WHAT TO WORK ON.
Copy out each line of the data that holds the word "from".
## start MATERIAL PROVIDED
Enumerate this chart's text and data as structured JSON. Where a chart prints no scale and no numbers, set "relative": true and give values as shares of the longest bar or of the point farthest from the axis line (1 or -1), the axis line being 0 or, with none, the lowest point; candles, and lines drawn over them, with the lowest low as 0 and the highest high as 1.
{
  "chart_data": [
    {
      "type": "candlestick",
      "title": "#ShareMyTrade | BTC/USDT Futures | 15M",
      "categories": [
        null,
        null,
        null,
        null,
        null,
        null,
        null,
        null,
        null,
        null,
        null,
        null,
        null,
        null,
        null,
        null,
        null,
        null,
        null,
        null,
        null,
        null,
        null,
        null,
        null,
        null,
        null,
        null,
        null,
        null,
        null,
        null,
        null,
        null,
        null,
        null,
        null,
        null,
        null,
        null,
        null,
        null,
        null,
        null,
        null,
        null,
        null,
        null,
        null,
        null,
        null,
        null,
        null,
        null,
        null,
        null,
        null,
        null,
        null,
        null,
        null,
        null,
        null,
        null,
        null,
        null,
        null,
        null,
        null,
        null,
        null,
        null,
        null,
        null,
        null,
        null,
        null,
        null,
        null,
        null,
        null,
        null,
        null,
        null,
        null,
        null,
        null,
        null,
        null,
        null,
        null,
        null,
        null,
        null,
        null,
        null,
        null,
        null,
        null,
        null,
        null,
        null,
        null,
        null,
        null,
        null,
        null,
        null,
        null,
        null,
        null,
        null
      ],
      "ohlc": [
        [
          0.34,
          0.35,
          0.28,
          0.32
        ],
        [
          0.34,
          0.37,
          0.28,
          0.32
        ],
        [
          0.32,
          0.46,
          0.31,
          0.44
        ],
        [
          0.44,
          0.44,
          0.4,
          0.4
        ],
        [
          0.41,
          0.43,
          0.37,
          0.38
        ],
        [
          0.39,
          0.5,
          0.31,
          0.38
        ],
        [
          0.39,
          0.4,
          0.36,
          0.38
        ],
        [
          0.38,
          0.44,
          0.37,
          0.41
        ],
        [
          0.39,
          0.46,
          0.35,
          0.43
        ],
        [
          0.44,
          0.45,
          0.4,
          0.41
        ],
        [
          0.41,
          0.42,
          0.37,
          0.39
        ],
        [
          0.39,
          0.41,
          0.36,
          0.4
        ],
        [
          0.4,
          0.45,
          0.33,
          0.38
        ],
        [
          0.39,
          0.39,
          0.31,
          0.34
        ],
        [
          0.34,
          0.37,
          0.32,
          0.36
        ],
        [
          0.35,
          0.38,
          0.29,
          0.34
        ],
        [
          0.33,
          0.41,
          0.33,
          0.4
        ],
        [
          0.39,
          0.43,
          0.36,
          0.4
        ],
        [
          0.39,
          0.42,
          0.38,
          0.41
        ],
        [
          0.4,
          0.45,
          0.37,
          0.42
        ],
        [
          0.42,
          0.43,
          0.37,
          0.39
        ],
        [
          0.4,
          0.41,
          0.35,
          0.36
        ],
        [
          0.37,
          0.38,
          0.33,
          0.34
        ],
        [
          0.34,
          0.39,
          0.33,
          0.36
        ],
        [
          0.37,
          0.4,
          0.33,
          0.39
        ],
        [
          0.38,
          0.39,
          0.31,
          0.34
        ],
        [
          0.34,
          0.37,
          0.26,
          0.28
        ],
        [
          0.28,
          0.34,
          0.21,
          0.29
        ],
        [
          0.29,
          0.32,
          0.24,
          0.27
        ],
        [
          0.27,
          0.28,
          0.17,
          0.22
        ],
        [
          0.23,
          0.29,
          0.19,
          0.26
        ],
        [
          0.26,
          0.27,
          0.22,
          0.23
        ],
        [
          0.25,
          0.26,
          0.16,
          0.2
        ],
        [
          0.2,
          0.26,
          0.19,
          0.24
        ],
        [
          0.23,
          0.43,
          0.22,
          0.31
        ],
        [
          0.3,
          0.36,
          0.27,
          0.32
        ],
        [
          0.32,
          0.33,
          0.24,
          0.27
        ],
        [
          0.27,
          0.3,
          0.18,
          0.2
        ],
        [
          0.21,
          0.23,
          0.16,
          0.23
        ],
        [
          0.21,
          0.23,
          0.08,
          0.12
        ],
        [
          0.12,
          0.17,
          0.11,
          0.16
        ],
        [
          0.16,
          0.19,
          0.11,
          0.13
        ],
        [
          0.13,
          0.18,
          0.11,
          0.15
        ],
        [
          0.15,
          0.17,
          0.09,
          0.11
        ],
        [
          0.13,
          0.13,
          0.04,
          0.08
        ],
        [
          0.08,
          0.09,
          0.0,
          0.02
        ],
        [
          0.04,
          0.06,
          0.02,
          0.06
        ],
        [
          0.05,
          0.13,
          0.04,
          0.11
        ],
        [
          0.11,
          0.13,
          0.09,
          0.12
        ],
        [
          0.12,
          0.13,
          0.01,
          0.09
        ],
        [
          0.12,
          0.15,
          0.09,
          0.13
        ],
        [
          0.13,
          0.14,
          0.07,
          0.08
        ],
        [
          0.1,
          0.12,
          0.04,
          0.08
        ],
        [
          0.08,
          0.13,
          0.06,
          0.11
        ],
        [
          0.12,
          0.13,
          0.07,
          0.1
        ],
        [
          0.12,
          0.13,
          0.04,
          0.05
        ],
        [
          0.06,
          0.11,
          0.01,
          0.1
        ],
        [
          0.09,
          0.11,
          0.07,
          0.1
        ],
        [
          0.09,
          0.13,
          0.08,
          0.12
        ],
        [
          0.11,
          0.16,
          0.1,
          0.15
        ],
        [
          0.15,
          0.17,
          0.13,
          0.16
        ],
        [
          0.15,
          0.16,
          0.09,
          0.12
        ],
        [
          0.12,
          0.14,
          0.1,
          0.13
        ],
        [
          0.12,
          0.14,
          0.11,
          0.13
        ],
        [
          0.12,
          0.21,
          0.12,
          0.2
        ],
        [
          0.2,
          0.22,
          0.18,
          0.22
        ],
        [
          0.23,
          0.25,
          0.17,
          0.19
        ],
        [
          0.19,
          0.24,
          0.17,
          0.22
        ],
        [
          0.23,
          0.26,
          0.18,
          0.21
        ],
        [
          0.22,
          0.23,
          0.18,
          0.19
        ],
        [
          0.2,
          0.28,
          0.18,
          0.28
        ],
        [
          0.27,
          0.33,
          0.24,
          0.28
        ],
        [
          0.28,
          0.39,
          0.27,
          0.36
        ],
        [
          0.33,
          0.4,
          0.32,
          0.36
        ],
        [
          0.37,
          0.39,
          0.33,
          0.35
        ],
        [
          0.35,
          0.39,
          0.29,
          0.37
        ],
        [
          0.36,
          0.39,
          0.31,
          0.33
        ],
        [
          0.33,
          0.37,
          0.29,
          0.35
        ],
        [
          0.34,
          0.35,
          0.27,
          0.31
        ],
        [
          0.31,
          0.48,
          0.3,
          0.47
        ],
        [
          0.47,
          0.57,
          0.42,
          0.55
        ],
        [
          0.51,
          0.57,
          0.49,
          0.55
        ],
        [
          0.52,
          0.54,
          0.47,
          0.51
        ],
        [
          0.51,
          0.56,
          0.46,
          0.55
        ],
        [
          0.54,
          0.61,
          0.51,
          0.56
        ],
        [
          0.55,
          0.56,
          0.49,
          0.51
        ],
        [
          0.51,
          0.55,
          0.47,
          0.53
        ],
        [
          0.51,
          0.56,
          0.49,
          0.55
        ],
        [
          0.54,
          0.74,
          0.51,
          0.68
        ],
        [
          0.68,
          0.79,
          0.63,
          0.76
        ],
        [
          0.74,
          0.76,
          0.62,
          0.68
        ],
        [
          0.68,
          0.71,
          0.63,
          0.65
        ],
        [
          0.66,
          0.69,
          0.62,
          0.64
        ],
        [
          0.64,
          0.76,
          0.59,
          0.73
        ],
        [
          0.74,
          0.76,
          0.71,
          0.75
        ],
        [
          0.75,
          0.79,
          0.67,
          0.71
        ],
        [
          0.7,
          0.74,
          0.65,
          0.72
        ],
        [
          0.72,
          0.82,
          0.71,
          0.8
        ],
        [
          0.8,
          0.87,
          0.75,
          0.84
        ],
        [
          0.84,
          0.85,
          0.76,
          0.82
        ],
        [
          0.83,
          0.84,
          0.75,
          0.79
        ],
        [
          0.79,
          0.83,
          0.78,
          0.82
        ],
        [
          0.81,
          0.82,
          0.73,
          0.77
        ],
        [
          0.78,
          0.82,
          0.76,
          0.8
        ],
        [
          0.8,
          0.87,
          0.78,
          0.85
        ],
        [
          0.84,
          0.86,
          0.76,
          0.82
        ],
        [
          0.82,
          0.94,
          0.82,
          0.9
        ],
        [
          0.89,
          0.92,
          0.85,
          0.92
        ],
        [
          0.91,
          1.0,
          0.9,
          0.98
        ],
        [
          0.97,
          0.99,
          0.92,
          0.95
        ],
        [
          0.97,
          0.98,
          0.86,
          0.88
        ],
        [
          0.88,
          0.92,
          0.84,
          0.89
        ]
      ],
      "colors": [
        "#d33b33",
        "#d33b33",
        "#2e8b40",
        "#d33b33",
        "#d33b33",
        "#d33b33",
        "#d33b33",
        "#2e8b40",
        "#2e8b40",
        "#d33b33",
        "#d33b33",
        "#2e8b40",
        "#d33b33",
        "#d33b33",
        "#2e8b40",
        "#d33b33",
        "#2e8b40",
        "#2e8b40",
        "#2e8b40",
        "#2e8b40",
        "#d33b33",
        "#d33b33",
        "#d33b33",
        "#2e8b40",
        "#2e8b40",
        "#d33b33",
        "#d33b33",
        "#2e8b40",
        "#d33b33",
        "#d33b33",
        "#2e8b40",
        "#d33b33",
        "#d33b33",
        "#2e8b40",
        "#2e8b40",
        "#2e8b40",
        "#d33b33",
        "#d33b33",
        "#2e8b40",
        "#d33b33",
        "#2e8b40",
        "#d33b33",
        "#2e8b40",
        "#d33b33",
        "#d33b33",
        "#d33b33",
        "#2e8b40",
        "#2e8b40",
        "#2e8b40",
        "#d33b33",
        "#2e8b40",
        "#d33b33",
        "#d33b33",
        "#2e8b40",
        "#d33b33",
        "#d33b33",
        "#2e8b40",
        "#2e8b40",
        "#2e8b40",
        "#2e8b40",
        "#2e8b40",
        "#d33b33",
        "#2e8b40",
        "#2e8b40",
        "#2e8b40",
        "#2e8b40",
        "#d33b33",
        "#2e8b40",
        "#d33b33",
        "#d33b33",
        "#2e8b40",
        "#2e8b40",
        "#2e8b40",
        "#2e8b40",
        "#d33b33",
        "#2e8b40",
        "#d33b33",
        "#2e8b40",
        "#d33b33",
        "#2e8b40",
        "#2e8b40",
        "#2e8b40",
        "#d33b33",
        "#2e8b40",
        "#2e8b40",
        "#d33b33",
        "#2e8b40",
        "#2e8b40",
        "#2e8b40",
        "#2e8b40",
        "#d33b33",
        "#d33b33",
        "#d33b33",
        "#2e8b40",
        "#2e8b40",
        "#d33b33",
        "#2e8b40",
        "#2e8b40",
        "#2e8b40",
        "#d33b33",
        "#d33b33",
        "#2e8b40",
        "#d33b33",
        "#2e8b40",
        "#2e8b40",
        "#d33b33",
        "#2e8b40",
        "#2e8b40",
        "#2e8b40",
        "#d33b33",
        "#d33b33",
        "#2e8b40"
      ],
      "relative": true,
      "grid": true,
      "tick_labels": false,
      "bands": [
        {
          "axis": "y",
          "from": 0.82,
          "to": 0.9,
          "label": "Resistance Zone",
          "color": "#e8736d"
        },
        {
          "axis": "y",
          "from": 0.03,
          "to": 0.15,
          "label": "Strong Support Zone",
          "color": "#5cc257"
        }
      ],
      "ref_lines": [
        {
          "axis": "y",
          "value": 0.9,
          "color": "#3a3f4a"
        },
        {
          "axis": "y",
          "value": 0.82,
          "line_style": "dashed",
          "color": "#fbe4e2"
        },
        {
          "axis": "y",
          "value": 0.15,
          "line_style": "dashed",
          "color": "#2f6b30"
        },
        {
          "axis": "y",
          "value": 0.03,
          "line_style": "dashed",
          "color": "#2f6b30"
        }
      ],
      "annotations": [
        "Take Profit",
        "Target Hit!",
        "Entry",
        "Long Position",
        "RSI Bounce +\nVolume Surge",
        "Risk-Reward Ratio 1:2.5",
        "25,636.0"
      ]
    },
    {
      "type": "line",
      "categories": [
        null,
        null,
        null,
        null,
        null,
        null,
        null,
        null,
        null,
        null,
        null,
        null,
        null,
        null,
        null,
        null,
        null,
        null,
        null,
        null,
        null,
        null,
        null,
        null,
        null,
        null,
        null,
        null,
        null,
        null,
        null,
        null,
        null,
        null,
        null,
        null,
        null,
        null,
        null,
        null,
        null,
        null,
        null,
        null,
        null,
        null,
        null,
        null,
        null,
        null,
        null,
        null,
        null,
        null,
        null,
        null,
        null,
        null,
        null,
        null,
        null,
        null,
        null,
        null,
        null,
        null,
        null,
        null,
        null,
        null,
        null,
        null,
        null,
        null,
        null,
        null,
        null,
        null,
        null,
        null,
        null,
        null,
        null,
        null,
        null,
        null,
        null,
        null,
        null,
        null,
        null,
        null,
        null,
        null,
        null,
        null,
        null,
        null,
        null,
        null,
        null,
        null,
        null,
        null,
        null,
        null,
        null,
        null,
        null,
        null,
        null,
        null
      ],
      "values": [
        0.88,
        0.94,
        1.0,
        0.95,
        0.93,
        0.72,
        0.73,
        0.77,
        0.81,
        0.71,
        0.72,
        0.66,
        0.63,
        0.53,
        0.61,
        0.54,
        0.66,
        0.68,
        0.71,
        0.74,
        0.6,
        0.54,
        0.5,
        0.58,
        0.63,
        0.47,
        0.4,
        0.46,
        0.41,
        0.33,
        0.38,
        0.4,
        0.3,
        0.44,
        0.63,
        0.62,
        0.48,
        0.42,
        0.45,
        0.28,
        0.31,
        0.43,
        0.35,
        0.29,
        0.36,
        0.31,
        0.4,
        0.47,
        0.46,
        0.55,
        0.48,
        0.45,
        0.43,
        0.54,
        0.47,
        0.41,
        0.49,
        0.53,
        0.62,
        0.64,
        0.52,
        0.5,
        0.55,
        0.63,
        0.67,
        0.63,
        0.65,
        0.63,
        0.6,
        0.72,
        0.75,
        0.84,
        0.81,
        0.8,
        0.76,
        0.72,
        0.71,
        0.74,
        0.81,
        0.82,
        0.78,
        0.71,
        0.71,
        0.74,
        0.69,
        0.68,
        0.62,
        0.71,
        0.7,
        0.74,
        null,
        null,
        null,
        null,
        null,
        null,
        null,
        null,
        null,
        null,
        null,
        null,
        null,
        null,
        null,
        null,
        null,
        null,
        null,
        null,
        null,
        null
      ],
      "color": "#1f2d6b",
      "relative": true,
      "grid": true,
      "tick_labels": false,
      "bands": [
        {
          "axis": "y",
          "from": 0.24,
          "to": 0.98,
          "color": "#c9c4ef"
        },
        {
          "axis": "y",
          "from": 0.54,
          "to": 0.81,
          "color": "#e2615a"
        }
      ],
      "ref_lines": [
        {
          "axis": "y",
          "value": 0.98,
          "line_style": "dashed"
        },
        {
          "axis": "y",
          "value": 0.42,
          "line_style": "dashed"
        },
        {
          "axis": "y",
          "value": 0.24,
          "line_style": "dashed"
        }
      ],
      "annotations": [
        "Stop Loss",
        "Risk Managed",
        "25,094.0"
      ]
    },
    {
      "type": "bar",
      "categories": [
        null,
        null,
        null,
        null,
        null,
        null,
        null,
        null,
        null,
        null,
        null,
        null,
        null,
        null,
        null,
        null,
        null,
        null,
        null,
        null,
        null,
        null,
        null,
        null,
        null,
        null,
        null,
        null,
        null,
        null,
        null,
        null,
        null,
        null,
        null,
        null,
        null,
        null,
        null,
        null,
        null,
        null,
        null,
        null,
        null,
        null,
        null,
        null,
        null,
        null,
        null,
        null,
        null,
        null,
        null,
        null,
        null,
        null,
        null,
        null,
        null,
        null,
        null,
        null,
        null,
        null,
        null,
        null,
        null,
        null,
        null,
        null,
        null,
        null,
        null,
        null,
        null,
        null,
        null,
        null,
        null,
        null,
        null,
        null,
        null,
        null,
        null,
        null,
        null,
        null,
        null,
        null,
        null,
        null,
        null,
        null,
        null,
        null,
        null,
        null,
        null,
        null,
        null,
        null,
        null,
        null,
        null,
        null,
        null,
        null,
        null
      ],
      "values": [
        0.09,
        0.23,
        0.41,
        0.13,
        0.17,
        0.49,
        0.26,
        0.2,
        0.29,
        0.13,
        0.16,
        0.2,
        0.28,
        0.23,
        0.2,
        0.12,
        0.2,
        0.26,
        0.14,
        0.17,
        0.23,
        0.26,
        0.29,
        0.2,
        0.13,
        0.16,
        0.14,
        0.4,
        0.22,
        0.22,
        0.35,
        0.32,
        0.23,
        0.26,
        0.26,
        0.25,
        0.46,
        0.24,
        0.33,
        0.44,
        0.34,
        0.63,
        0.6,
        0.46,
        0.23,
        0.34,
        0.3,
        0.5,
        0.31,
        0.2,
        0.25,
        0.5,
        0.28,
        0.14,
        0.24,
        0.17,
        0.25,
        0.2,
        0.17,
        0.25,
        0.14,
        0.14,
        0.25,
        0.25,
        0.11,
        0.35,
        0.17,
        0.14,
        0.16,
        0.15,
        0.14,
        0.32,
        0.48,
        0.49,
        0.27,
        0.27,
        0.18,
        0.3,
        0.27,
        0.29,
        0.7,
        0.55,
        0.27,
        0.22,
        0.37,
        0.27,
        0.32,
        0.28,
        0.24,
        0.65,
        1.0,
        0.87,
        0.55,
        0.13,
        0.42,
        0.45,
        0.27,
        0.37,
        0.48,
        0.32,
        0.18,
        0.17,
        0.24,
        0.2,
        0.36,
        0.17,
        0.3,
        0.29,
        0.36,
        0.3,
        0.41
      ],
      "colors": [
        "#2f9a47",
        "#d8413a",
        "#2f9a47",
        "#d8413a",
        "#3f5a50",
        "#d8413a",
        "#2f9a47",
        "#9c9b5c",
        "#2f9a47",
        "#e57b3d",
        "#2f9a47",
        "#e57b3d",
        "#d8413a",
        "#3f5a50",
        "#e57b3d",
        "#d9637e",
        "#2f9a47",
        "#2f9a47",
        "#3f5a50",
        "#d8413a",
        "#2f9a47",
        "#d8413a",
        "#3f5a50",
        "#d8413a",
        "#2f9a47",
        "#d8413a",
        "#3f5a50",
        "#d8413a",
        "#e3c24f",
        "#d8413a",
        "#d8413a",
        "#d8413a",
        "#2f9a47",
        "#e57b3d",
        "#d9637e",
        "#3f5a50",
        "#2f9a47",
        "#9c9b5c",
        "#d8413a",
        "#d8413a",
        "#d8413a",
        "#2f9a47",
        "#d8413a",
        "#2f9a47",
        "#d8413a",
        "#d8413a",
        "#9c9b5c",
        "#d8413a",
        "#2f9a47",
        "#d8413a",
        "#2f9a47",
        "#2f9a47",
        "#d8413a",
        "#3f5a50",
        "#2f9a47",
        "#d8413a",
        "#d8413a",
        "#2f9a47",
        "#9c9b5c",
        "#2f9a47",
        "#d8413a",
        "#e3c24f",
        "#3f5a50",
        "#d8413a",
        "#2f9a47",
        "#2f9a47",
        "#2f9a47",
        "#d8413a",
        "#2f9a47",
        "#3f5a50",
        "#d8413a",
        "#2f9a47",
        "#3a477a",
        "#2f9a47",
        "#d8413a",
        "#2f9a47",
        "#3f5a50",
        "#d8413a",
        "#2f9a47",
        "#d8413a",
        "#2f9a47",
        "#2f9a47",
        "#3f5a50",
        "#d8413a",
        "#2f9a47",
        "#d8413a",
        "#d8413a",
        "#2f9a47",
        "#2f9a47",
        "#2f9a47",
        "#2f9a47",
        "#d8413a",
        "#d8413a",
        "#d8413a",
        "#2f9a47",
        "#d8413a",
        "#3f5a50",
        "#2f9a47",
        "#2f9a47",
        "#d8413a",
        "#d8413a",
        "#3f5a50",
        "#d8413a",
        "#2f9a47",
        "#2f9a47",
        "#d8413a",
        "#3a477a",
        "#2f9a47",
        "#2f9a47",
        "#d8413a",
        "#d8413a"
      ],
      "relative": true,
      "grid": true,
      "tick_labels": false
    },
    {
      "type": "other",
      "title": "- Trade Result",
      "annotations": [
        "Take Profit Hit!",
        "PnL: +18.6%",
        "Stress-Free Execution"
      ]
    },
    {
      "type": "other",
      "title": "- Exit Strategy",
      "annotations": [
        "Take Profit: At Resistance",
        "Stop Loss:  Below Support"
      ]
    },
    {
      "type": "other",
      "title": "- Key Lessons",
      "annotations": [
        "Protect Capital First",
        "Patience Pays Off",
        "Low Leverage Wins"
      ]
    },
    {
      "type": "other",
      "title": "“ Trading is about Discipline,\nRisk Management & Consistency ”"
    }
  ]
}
## end MATERIAL PROVIDED
SOLUTION TO THIS EXERCISE.
Enumerate this chart's text and data as structured JSON. Where a chart prints no scale and no numbers, set "relative": true and give values as shares of the longest bar or of the point farthest from the axis line (1 or -1), the axis line being 0 or, with none, the lowest point; candles, and lines drawn over them, with the lowest low as 0 and the highest high as 1.
          "from": 0.82,
          "from": 0.03,
          "from": 0.24,
          "from": 0.54,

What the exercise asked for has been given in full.